▽
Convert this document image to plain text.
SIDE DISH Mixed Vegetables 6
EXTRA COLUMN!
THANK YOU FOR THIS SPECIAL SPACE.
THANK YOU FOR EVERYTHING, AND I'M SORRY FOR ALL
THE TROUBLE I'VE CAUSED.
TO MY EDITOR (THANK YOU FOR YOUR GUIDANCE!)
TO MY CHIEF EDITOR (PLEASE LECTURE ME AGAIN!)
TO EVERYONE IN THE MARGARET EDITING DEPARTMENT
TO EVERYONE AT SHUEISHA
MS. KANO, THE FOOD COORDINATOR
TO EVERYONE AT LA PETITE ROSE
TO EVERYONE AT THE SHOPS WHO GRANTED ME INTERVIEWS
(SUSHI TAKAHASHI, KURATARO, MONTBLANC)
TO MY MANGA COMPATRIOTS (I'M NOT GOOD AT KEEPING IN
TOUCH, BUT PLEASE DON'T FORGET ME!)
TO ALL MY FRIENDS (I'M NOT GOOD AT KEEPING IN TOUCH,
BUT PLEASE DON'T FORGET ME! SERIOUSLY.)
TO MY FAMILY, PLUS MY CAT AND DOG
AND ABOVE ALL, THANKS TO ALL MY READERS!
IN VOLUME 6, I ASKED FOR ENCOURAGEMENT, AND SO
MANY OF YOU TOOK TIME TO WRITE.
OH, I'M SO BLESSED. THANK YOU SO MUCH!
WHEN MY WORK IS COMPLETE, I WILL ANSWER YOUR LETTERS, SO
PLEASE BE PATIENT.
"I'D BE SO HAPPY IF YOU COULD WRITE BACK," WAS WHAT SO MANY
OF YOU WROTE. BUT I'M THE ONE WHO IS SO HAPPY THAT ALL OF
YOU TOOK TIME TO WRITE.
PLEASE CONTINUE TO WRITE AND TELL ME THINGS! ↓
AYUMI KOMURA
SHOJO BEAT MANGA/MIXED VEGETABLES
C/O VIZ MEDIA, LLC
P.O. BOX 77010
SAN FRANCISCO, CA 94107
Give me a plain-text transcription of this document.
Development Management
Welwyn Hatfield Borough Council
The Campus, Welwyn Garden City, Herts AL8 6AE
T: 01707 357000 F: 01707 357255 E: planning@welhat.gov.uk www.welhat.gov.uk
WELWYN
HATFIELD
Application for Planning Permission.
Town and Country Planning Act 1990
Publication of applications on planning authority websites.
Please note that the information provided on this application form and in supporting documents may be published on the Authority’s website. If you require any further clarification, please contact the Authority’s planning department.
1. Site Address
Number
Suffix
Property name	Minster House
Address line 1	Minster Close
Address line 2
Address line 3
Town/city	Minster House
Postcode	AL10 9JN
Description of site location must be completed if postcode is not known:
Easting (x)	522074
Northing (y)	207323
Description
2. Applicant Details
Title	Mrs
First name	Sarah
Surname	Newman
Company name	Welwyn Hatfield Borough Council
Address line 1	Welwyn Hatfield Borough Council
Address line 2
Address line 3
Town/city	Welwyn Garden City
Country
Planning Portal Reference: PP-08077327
△
Exercise aim:
Reproduce the listing above word for word.

Answer to this problem:
Convert this document image to plain text.
SIDE DISH Mixed Vegetables 6
EXTRA COLUMN!
THANK YOU FOR THIS SPECIAL SPACE.
THANK YOU FOR EVERYTHING, AND I'M SORRY FOR ALL
THE TROUBLE I'VE CAUSED.
TO MY EDITOR (THANK YOU FOR YOUR GUIDANCE!)
TO MY CHIEF EDITOR (PLEASE LECTURE ME AGAIN!)
TO EVERYONE IN THE MARGARET EDITING DEPARTMENT
TO EVERYONE AT SHUEISHA
MS. KANO, THE FOOD COORDINATOR
TO EVERYONE AT LA PETITE ROSE
TO EVERYONE AT THE SHOPS WHO GRANTED ME INTERVIEWS
(SUSHI TAKAHASHI, KURATARO, MONTBLANC)
TO MY MANGA COMPATRIOTS (I'M NOT GOOD AT KEEPING IN
TOUCH, BUT PLEASE DON'T FORGET ME!)
TO ALL MY FRIENDS (I'M NOT GOOD AT KEEPING IN TOUCH,
BUT PLEASE DON'T FORGET ME! SERIOUSLY.)
TO MY FAMILY, PLUS MY CAT AND DOG
AND ABOVE ALL, THANKS TO ALL MY READERS!
IN VOLUME 6, I ASKED FOR ENCOURAGEMENT, AND SO
MANY OF YOU TOOK TIME TO WRITE.
OH, I'M SO BLESSED. THANK YOU SO MUCH!
WHEN MY WORK IS COMPLETE, I WILL ANSWER YOUR LETTERS, SO
PLEASE BE PATIENT.
"I'D BE SO HAPPY IF YOU COULD WRITE BACK," WAS WHAT SO MANY
OF YOU WROTE. BUT I'M THE ONE WHO IS SO HAPPY THAT ALL OF
YOU TOOK TIME TO WRITE.
PLEASE CONTINUE TO WRITE AND TELL ME THINGS! ↓
AYUMI KOMURA
SHOJO BEAT MANGA/MIXED VEGETABLES
C/O VIZ MEDIA, LLC
P.O. BOX 77010
SAN FRANCISCO, CA 94107
Give me a plain-text transcription of this document.
Development Management
Welwyn Hatfield Borough Council
The Campus, Welwyn Garden City, Herts AL8 6AE
T: 01707 357000 F: 01707 357255 E: planning@welhat.gov.uk www.welhat.gov.uk
WELWYN
HATFIELD
Application for Planning Permission.
Town and Country Planning Act 1990
Publication of applications on planning authority websites.
Please note that the information provided on this application form and in supporting documents may be published on the Authority’s website. If you require any further clarification, please contact the Authority’s planning department.
1. Site Address
Number
Suffix
Property name	Minster House
Address line 1	Minster Close
Address line 2
Address line 3
Town/city	Minster House
Postcode	AL10 9JN
Description of site location must be completed if postcode is not known:
Easting (x)	522074
Northing (y)	207323
Description
2. Applicant Details
Title	Mrs
First name	Sarah
Surname	Newman
Company name	Welwyn Hatfield Borough Council
Address line 1	Welwyn Hatfield Borough Council
Address line 2
Address line 3
Town/city	Welwyn Garden City
Country
Planning Portal Reference: PP-08077327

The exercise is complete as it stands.